• [Stored records]:
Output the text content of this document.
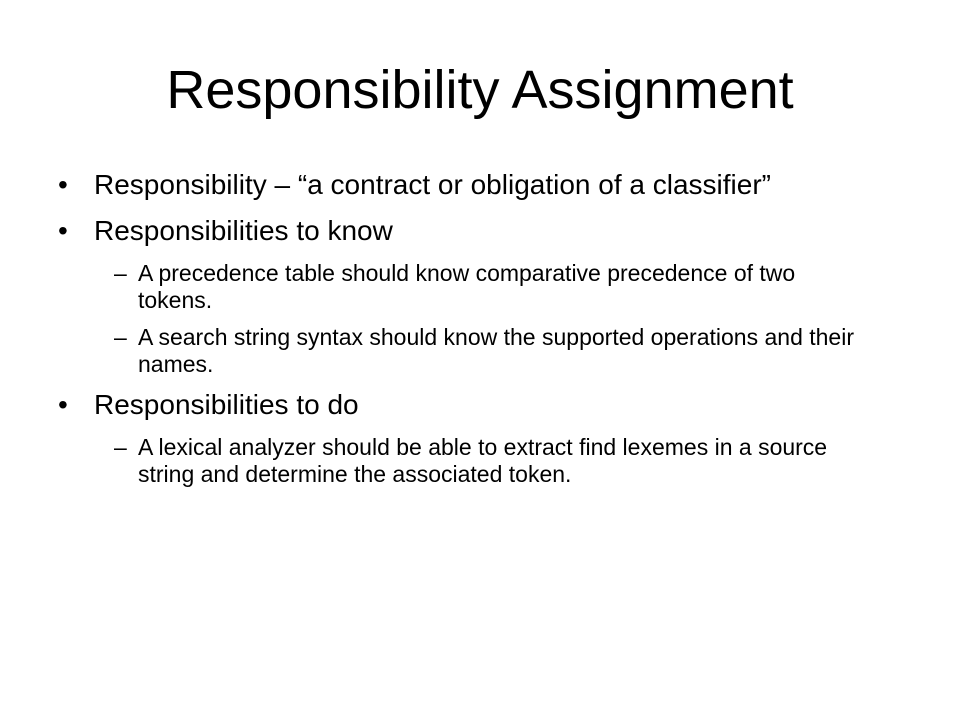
Responsibility Assignment
• Responsibility – “a contract or obligation of a classifier”
• Responsibilities to know
– A precedence table should know comparative precedence of two tokens.
– A search string syntax should know the supported operations and their names.
• Responsibilities to do
– A lexical analyzer should be able to extract find lexemes in a source string and determine the associated token.
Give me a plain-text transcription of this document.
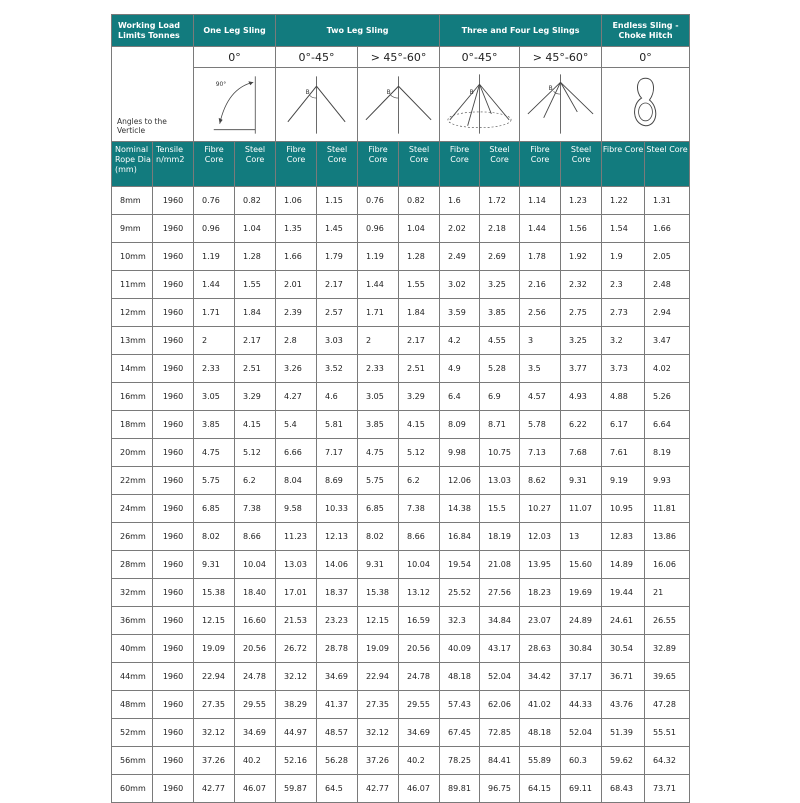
Working Load Limits Tonnes		One Leg Sling		Two Leg Sling				Three and Four Leg Slings				Endless Sling - Choke Hitch	

Angles to the Verticle		0°		0°-45°		> 45°-60°		0°-45°		> 45°-60°		0°	

90°		B		B		B		B

Nominal Rope Dia (mm)	Tensile n/mm2	Fibre Core	Steel Core	Fibre Core	Steel Core	Fibre Core	Steel Core	Fibre Core	Steel Core	Fibre Core	Steel Core	Fibre Core	Steel Core
8mm	1960	0.76	0.82	1.06	1.15	0.76	0.82	1.6	1.72	1.14	1.23	1.22	1.31
9mm	1960	0.96	1.04	1.35	1.45	0.96	1.04	2.02	2.18	1.44	1.56	1.54	1.66
10mm	1960	1.19	1.28	1.66	1.79	1.19	1.28	2.49	2.69	1.78	1.92	1.9	2.05
11mm	1960	1.44	1.55	2.01	2.17	1.44	1.55	3.02	3.25	2.16	2.32	2.3	2.48
12mm	1960	1.71	1.84	2.39	2.57	1.71	1.84	3.59	3.85	2.56	2.75	2.73	2.94
13mm	1960	2	2.17	2.8	3.03	2	2.17	4.2	4.55	3	3.25	3.2	3.47
14mm	1960	2.33	2.51	3.26	3.52	2.33	2.51	4.9	5.28	3.5	3.77	3.73	4.02
16mm	1960	3.05	3.29	4.27	4.6	3.05	3.29	6.4	6.9	4.57	4.93	4.88	5.26
18mm	1960	3.85	4.15	5.4	5.81	3.85	4.15	8.09	8.71	5.78	6.22	6.17	6.64
20mm	1960	4.75	5.12	6.66	7.17	4.75	5.12	9.98	10.75	7.13	7.68	7.61	8.19
22mm	1960	5.75	6.2	8.04	8.69	5.75	6.2	12.06	13.03	8.62	9.31	9.19	9.93
24mm	1960	6.85	7.38	9.58	10.33	6.85	7.38	14.38	15.5	10.27	11.07	10.95	11.81
26mm	1960	8.02	8.66	11.23	12.13	8.02	8.66	16.84	18.19	12.03	13	12.83	13.86
28mm	1960	9.31	10.04	13.03	14.06	9.31	10.04	19.54	21.08	13.95	15.60	14.89	16.06
32mm	1960	15.38	18.40	17.01	18.37	15.38	13.12	25.52	27.56	18.23	19.69	19.44	21
36mm	1960	12.15	16.60	21.53	23.23	12.15	16.59	32.3	34.84	23.07	24.89	24.61	26.55
40mm	1960	19.09	20.56	26.72	28.78	19.09	20.56	40.09	43.17	28.63	30.84	30.54	32.89
44mm	1960	22.94	24.78	32.12	34.69	22.94	24.78	48.18	52.04	34.42	37.17	36.71	39.65
48mm	1960	27.35	29.55	38.29	41.37	27.35	29.55	57.43	62.06	41.02	44.33	43.76	47.28
52mm	1960	32.12	34.69	44.97	48.57	32.12	34.69	67.45	72.85	48.18	52.04	51.39	55.51
56mm	1960	37.26	40.2	52.16	56.28	37.26	40.2	78.25	84.41	55.89	60.3	59.62	64.32
60mm	1960	42.77	46.07	59.87	64.5	42.77	46.07	89.81	96.75	64.15	69.11	68.43	73.71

• [What you will do]:
Where a line in the entries holds the word "Responsibility", copy that line.

• [Solution]:
Responsibility Assignment
• Responsibility – “a contract or obligation of a classifier”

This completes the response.